Separate out the lines that hold "Size".

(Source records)
>> BEGIN
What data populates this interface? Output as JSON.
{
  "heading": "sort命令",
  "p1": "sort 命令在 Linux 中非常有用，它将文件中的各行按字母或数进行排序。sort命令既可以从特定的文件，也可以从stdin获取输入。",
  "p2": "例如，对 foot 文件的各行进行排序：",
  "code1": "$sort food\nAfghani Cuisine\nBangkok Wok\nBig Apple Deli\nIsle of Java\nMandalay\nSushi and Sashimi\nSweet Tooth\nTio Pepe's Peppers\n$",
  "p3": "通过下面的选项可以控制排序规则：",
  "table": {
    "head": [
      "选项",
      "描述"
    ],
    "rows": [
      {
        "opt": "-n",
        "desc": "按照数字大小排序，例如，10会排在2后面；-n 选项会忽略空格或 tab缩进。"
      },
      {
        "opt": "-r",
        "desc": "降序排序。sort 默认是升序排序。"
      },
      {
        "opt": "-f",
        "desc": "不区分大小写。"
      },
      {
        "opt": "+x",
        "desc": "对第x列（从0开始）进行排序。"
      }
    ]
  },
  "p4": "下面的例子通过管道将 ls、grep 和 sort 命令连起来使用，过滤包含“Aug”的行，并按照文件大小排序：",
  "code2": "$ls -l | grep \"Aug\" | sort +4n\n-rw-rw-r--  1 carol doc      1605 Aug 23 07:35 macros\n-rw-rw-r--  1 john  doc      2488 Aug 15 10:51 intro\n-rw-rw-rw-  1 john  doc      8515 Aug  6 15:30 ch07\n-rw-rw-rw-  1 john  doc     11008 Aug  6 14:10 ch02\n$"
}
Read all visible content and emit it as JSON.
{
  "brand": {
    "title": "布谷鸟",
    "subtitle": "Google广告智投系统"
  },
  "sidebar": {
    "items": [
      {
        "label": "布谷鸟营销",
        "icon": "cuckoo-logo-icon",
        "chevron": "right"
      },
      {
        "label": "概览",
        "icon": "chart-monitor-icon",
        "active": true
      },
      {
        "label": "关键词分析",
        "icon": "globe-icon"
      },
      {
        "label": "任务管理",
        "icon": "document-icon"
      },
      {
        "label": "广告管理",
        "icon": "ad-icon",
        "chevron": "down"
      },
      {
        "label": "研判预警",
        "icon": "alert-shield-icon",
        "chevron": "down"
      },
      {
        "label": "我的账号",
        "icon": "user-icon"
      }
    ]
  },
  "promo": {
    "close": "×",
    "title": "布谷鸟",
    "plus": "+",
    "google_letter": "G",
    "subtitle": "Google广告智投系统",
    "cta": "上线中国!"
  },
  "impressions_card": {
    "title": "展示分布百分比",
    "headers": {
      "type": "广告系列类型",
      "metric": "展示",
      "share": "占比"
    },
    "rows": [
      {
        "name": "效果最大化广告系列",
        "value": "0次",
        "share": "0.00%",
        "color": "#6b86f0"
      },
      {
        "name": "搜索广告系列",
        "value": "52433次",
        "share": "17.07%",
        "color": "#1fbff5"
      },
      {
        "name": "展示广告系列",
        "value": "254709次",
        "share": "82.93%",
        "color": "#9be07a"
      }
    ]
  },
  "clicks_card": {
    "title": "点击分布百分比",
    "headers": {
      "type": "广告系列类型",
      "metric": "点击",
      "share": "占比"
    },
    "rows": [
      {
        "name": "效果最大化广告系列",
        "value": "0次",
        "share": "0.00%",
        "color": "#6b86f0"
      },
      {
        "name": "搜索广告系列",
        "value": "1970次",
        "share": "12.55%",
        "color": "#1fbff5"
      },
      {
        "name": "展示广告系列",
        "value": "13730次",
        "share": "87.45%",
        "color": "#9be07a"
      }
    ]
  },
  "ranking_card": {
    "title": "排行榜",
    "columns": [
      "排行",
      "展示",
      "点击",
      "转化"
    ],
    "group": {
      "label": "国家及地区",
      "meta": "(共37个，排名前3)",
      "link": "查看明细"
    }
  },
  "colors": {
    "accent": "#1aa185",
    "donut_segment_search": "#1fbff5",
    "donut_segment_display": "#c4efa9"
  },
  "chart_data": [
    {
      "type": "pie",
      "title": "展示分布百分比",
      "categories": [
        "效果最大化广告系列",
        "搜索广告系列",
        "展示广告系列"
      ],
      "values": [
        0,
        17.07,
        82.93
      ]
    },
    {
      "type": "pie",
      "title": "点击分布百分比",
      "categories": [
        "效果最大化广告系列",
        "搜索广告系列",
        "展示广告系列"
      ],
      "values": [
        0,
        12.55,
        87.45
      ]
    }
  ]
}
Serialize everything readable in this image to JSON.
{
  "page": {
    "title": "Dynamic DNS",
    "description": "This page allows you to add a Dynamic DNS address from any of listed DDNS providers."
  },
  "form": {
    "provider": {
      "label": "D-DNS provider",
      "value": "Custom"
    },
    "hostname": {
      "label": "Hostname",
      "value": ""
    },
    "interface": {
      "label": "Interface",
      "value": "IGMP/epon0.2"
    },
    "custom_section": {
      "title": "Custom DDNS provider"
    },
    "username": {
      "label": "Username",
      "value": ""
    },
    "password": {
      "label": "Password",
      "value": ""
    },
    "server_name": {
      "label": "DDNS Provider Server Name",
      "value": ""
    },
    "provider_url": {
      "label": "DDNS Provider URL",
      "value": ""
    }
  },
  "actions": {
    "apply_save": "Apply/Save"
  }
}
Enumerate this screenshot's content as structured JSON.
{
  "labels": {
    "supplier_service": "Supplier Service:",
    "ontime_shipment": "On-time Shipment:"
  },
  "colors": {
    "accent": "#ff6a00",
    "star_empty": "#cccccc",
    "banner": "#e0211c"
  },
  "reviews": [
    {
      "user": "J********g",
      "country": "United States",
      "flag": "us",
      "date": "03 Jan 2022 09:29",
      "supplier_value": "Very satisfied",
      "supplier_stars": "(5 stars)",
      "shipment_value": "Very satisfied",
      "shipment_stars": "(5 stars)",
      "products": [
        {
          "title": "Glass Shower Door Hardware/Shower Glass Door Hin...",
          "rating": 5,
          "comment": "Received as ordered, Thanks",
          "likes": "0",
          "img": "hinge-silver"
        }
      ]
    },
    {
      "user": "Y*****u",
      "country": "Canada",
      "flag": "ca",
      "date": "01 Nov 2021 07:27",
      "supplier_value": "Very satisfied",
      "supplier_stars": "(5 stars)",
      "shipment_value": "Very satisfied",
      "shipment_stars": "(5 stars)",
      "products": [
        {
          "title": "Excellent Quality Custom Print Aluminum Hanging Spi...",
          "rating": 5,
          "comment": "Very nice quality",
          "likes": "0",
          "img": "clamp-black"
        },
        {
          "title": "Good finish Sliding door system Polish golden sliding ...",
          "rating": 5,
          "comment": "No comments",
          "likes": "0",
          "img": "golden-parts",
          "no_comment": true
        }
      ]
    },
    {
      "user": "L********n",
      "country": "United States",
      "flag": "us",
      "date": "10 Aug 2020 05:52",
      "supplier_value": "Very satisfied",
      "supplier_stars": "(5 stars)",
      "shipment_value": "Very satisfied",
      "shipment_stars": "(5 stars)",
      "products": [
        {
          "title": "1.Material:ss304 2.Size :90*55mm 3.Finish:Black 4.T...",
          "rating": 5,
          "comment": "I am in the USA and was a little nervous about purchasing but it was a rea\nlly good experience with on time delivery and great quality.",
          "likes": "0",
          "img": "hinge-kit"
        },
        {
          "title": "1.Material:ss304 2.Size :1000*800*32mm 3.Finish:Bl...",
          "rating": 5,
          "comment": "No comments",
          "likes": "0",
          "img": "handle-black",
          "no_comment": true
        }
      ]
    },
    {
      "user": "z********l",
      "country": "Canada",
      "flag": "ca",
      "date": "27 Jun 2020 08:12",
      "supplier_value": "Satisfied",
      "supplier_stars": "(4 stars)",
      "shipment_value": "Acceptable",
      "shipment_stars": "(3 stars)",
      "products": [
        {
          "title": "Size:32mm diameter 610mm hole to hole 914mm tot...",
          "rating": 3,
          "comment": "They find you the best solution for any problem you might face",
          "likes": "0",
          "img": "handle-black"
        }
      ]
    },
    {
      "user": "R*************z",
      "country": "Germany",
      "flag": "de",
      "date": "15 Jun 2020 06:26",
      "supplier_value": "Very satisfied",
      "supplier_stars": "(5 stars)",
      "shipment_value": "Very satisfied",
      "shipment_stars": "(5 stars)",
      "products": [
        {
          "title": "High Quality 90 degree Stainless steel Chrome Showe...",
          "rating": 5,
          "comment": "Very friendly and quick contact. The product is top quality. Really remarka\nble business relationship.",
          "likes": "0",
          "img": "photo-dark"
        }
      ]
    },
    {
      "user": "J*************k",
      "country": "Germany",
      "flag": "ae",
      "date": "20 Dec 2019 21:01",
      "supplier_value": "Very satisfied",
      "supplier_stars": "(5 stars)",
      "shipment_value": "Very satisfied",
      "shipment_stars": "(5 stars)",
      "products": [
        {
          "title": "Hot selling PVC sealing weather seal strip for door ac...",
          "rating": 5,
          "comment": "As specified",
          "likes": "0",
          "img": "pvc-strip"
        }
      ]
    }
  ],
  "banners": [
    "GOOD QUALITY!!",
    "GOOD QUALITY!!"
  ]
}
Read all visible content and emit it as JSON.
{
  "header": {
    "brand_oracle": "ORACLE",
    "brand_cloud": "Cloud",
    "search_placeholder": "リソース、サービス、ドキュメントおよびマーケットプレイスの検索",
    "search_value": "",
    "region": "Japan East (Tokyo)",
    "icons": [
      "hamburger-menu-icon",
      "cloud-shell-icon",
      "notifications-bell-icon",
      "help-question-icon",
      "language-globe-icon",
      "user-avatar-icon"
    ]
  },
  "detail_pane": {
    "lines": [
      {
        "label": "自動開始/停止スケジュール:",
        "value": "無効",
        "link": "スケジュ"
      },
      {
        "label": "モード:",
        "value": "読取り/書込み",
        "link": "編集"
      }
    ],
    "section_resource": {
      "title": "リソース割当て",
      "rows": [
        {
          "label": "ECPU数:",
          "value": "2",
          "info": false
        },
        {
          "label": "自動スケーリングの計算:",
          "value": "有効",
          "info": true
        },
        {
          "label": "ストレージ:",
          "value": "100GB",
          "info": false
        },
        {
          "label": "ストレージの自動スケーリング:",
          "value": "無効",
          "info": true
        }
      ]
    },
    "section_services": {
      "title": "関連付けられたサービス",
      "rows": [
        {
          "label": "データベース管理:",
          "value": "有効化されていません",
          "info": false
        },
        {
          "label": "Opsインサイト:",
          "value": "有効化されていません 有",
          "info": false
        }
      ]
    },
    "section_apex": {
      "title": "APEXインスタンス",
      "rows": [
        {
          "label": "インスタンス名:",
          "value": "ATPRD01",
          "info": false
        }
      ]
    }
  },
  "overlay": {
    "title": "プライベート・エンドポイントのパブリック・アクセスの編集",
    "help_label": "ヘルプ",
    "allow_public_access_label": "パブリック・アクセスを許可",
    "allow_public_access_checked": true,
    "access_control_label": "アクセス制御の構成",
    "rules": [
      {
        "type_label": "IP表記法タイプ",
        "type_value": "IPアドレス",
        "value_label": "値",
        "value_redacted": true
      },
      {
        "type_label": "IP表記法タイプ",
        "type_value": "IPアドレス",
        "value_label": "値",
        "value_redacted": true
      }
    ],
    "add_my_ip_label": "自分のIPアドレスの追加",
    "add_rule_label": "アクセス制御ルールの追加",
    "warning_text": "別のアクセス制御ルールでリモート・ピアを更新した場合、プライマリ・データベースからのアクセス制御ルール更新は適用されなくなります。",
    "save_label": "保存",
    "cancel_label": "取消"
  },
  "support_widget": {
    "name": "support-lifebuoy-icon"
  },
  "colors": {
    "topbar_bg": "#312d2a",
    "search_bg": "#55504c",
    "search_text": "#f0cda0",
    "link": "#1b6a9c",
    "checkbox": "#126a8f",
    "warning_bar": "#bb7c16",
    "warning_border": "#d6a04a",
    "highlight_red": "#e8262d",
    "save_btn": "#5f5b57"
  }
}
>> END
RESULT OF THE EXERCISE:
          "title": "1.Material:ss304 2.Size :90*55mm 3.Finish:Black 4.T...",
          "title": "1.Material:ss304 2.Size :1000*800*32mm 3.Finish:Bl...",
          "title": "Size:32mm diameter 610mm hole to hole 914mm tot...",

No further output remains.